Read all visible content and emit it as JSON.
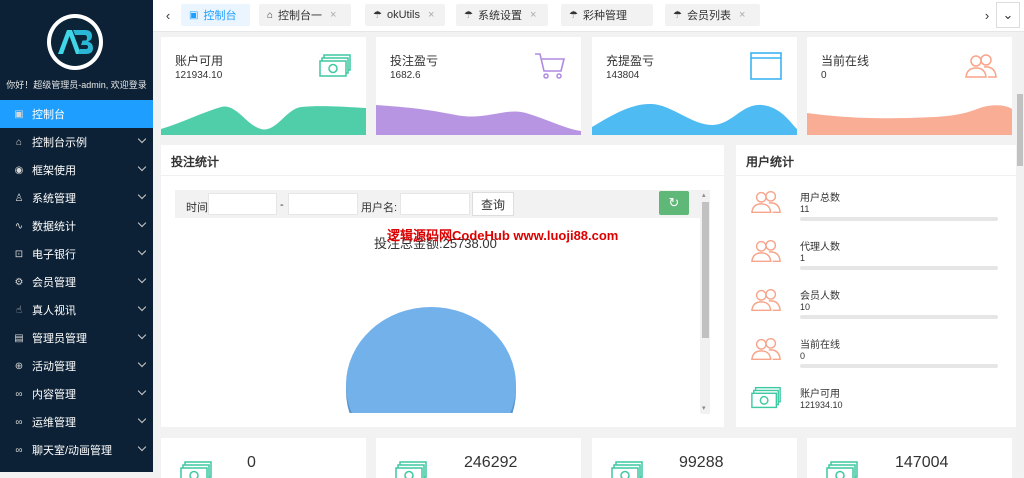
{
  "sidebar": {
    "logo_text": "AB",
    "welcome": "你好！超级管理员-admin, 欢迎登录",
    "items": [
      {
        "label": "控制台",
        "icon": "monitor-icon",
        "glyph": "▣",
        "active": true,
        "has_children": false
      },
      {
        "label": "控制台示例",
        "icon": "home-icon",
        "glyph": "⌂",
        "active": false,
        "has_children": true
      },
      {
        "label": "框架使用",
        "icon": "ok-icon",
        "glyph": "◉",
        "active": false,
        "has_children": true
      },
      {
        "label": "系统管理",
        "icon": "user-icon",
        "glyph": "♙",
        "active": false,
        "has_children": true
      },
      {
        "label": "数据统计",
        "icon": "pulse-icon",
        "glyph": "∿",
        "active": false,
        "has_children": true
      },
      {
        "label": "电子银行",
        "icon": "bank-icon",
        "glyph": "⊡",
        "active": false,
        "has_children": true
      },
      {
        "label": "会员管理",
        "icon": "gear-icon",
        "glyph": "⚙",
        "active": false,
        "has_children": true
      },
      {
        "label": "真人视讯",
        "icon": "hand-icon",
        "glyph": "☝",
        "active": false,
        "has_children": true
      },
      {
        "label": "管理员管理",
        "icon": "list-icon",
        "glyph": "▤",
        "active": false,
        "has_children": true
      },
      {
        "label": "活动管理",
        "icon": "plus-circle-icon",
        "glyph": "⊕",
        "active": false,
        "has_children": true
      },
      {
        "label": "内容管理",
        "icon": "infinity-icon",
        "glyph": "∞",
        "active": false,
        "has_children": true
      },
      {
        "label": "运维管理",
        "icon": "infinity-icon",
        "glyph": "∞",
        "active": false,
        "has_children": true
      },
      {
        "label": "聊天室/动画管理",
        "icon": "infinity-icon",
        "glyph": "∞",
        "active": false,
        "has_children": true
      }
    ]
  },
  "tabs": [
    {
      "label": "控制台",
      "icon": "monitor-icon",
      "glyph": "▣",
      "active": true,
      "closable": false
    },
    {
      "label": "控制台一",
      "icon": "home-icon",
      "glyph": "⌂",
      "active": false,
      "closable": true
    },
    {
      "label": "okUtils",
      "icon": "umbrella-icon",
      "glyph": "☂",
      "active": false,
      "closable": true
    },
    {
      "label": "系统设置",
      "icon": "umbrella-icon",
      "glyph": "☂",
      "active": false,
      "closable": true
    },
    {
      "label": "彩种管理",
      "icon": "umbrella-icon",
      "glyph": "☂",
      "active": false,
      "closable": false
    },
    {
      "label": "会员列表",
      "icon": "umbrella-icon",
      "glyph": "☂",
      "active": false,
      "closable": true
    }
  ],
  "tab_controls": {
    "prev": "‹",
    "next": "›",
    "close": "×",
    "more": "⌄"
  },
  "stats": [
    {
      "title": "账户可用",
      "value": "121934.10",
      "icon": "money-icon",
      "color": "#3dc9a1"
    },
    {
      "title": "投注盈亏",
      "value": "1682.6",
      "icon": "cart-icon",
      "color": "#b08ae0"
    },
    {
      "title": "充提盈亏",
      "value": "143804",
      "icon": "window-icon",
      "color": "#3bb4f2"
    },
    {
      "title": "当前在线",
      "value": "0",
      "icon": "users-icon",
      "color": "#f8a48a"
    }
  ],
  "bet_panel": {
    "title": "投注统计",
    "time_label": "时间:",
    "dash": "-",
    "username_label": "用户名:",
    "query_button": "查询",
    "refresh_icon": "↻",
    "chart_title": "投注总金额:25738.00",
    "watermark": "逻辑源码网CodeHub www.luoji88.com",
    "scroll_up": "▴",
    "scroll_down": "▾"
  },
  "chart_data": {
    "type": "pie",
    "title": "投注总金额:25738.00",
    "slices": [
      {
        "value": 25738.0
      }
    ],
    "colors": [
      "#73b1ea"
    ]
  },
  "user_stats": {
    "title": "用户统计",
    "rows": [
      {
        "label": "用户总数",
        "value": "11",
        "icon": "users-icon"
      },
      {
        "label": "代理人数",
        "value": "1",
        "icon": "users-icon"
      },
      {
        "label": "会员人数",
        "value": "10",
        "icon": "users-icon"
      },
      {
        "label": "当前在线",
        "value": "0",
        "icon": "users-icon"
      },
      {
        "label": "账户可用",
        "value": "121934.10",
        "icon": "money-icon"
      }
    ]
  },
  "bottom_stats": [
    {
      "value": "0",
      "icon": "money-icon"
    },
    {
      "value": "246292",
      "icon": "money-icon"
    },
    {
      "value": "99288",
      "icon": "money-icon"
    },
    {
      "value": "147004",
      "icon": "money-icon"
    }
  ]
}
==
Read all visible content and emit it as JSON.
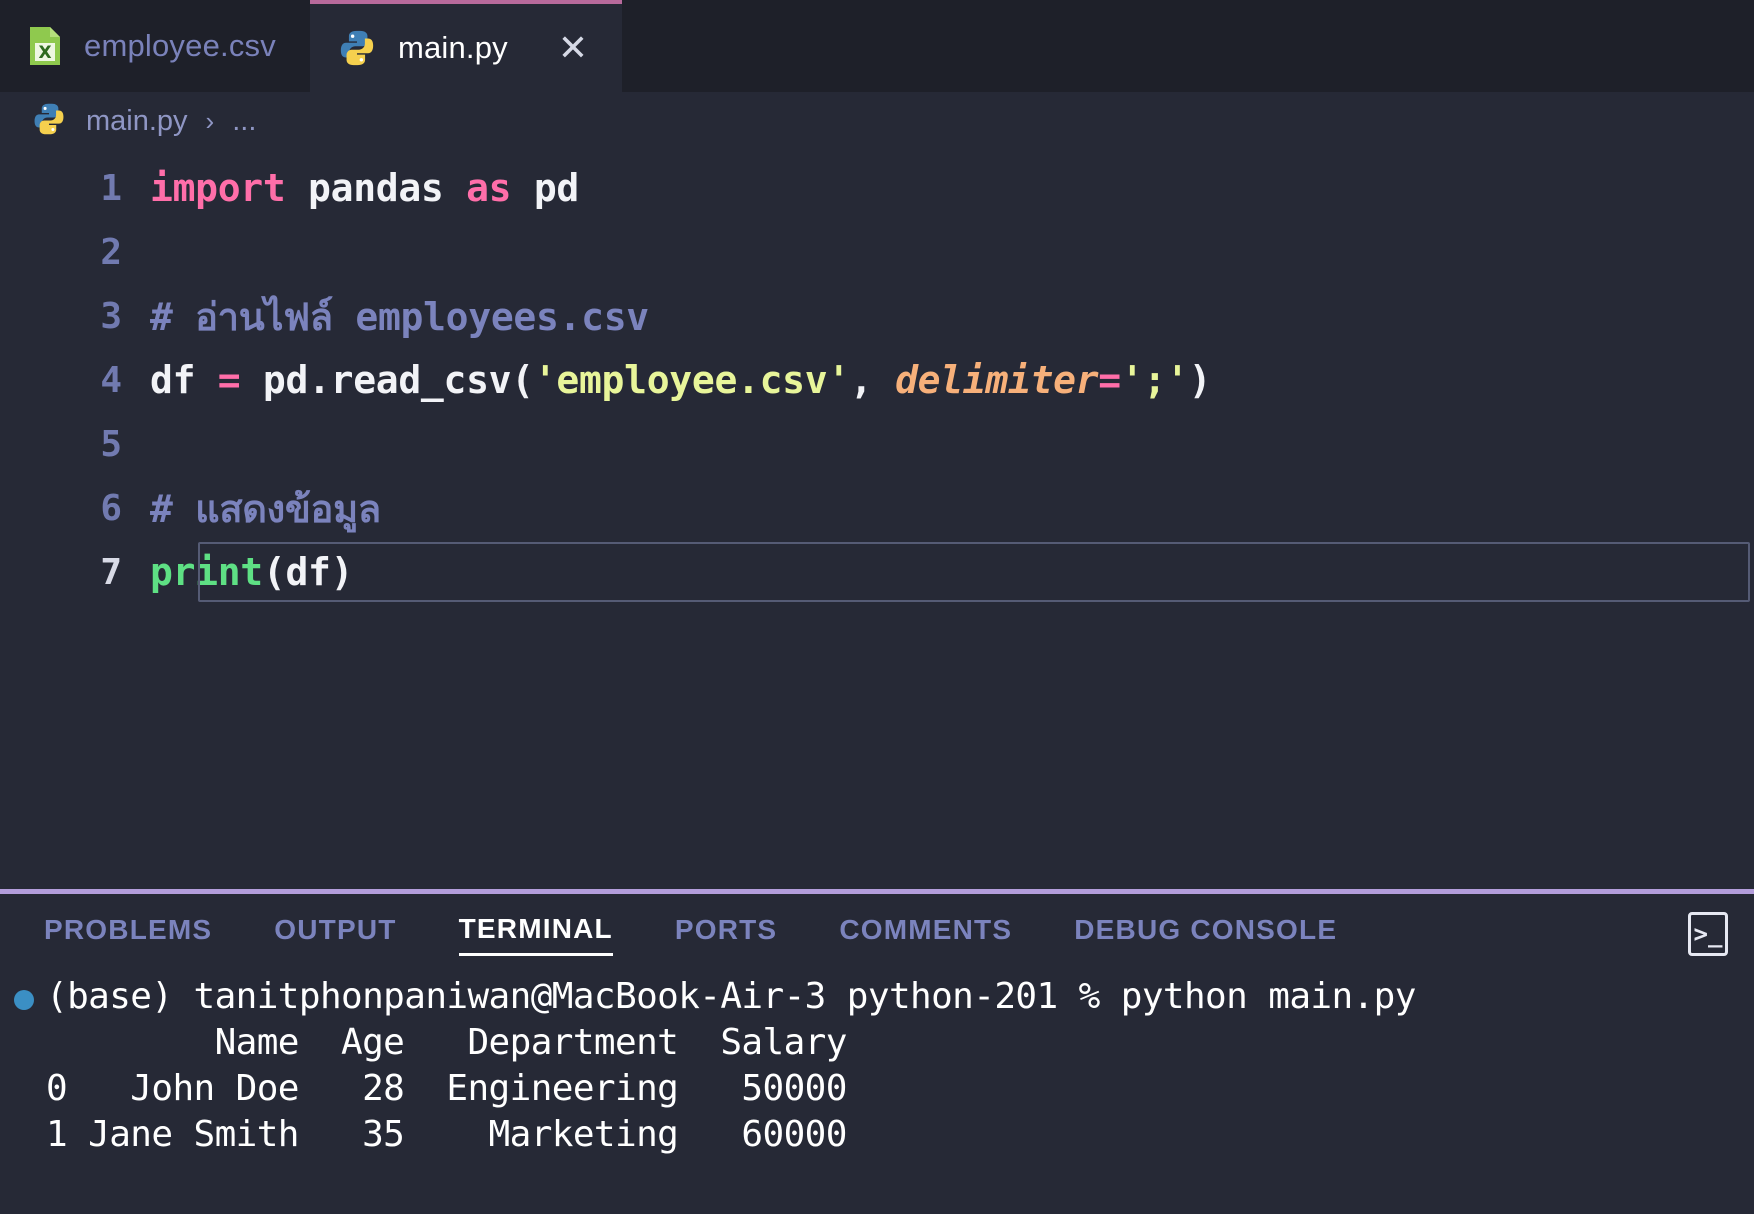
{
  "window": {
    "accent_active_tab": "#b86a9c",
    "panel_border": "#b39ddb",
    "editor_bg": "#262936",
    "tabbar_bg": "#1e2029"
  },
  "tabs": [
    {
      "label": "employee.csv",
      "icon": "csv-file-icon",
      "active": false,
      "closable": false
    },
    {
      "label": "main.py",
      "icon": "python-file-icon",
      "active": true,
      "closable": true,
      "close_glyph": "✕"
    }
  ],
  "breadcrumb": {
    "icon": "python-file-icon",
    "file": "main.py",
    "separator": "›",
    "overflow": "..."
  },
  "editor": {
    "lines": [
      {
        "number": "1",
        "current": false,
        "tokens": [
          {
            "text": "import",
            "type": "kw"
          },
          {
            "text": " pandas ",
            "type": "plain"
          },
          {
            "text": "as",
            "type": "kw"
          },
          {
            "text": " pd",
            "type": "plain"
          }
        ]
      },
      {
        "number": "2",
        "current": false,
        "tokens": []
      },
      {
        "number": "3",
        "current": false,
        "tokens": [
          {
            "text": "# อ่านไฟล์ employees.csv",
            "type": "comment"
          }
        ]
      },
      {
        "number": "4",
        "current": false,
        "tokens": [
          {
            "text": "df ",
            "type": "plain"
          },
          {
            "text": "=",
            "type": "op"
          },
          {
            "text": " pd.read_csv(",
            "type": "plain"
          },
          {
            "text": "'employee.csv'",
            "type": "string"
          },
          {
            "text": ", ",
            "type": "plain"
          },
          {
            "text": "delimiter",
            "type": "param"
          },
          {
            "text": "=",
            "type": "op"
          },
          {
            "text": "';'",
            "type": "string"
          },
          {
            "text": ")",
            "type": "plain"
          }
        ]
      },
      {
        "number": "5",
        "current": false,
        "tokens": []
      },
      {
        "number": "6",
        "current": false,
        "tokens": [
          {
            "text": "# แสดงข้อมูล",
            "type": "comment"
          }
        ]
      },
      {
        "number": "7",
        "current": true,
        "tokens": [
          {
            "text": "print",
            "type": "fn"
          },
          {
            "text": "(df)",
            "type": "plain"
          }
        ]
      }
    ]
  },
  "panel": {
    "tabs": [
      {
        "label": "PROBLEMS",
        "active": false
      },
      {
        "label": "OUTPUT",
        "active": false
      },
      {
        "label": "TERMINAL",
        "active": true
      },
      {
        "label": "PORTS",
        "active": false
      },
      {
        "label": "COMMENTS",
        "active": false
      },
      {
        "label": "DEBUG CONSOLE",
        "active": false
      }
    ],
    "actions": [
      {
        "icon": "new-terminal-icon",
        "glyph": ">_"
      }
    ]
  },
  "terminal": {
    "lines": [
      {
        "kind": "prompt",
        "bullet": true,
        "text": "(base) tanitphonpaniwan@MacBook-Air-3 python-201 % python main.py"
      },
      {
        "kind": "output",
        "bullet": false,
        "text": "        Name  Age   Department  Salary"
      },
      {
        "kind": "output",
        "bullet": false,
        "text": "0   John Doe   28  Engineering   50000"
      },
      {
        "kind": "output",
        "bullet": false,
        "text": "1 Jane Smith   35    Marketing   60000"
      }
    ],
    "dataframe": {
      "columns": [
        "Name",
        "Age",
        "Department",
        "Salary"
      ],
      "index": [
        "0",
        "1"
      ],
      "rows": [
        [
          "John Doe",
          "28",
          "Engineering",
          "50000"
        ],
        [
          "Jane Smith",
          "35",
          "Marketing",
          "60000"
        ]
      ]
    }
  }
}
==
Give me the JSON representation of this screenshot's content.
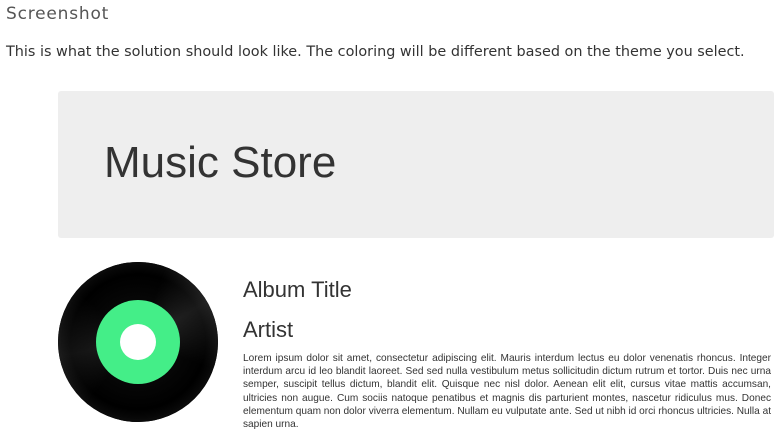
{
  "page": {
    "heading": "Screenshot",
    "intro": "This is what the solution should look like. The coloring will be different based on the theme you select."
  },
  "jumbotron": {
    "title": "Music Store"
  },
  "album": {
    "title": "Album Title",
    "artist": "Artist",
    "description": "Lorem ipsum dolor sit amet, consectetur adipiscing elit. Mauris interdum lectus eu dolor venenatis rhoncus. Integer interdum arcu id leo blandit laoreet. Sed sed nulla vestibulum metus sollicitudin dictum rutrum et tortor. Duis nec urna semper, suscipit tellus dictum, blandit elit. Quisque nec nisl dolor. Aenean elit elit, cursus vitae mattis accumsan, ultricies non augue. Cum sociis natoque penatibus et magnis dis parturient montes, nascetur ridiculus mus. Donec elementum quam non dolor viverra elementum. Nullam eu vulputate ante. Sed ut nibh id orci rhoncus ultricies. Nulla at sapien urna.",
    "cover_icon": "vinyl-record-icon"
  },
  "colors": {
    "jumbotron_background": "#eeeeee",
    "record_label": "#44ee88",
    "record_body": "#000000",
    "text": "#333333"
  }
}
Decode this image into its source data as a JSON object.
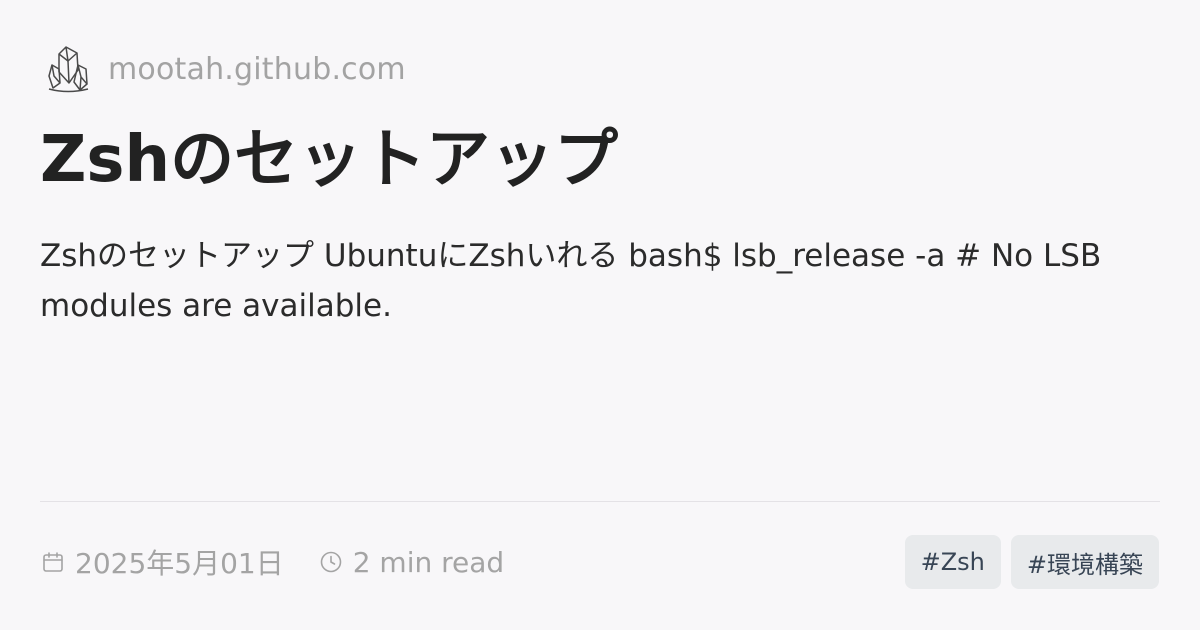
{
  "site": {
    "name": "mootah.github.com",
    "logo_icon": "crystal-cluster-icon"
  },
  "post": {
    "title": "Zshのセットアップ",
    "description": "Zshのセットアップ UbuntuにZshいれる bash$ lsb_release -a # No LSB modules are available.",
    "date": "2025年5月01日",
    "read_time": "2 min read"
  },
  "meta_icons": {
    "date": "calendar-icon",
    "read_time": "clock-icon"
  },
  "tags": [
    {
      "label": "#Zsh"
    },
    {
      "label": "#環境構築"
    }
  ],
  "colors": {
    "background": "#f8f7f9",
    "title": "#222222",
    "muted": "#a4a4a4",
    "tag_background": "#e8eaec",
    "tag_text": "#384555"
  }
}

## WORK TO BE COMPLETED
Filter the listing for the word "JSON" and copy every line that holds it.

## FULL RESPONSE
Read all visible content and emit it as JSON.
Read all visible content and emit it as JSON.
Give me the JSON representation of this screenshot's content.
Decode this image into its source data as a JSON object.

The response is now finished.